## Instructions to follow:
How does the passage below on the androgen receptor and wound healing go on? Write its continuation, picking up right after its final sentence.

━━━ Document passage ━━━

The team found that the androgen receptor spurs white blood cells known as macrophages to produce a chemical messenger called TNF-alpha, which in turn stimulates the body's inflammatory response. The receptor also plays a role recruiting macrophages to the site of injury. When the team blocked the receptor, there were fewer macrophages and less TNF-alpha at the wound site, and the wound healed much more quickly.
"It is a surprise that the androgen receptor is involved in wound healing in so many ways," said Chang, who is a faculty member in the departments of Pathology and Urology and the James P. Wilmot Cancer Center. "People have suspected that the receptor plays a role in wound healing, but it's new that it plays a direct role guiding circulating macrophages to the area."
Shutting off the interaction between the androgen receptor and androgen hormones like testosterone is a goal in several areas of medicine. The action is taken by doctors most commonly to treat patients with advanced prostate cancer. For some patients, doctors prescribe "chemical castration" and shut down the body's supply of hormones like testosterone. This causes severe, systemic side effects that can include impotence, loss of libido, osteoporosis, and fatigue.

━━━ Provided material ━━━

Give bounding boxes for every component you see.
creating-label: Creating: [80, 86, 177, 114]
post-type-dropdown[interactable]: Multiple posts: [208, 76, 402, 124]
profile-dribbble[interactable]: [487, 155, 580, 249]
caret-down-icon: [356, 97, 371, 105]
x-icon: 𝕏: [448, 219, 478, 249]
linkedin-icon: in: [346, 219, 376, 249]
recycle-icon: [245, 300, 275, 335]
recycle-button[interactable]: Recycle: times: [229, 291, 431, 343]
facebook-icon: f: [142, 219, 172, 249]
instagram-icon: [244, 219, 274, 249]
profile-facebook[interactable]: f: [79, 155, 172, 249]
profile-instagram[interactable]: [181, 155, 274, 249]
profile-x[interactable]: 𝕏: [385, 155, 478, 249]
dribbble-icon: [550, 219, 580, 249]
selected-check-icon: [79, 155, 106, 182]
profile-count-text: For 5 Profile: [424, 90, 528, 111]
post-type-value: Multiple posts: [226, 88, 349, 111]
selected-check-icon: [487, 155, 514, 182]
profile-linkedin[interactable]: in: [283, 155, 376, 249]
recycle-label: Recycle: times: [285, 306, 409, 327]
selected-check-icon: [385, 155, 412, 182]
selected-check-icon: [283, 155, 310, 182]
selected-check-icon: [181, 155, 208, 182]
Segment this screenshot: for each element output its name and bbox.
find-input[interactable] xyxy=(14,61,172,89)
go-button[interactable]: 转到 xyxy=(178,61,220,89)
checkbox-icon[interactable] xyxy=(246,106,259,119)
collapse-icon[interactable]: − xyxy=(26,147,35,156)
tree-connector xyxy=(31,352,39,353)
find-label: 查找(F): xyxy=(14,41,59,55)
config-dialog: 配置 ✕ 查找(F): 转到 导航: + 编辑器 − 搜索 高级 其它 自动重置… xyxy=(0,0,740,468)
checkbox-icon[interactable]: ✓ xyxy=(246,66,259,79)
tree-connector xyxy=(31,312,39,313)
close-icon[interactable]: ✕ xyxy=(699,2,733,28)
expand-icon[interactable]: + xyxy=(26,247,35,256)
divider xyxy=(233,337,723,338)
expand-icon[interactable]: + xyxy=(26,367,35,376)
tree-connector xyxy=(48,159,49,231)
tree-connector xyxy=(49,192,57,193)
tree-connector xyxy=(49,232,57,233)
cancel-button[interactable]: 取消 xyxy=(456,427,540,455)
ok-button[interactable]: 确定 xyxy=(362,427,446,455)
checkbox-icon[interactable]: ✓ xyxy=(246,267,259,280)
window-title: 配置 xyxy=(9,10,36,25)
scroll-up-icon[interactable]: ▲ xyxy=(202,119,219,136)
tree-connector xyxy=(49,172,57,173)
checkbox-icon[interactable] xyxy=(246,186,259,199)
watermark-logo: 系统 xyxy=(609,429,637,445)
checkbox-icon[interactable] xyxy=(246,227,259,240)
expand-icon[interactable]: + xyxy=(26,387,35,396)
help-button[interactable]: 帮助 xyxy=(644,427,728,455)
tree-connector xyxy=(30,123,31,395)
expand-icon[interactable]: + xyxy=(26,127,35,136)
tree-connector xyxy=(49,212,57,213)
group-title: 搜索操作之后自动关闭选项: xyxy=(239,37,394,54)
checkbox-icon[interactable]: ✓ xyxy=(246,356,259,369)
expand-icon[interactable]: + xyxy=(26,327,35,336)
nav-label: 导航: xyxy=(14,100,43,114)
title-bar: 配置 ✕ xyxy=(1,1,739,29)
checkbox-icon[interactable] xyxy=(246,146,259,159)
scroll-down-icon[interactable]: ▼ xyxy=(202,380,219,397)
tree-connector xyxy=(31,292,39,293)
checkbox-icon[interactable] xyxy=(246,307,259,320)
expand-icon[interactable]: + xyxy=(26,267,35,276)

━━━

## Written answer:
Scientists like Chang are exploring another way to prevent that same interaction, by shutting down the androgen receptor itself in select tissues but keeping the flow of hormones intact.
Messing, a surgeon who regularly treats men with prostate cancer, says that the ability to turn off the effects of androgens in just the tissues necessary is a challenge but holds great promise.
"Currently there is no way of preventing androgens in your body from reaching just one particular wound or one specific part of the body," said Messing. "To stop them anywhere, you need to turn off androgens throughout the body, which has severe and unpleasant side effects, particularly in men. Turning off the androgen receptor only where you want to, and nowhere else, could lead to new treatments for diseases like prostate cancer and for speeding wound healing."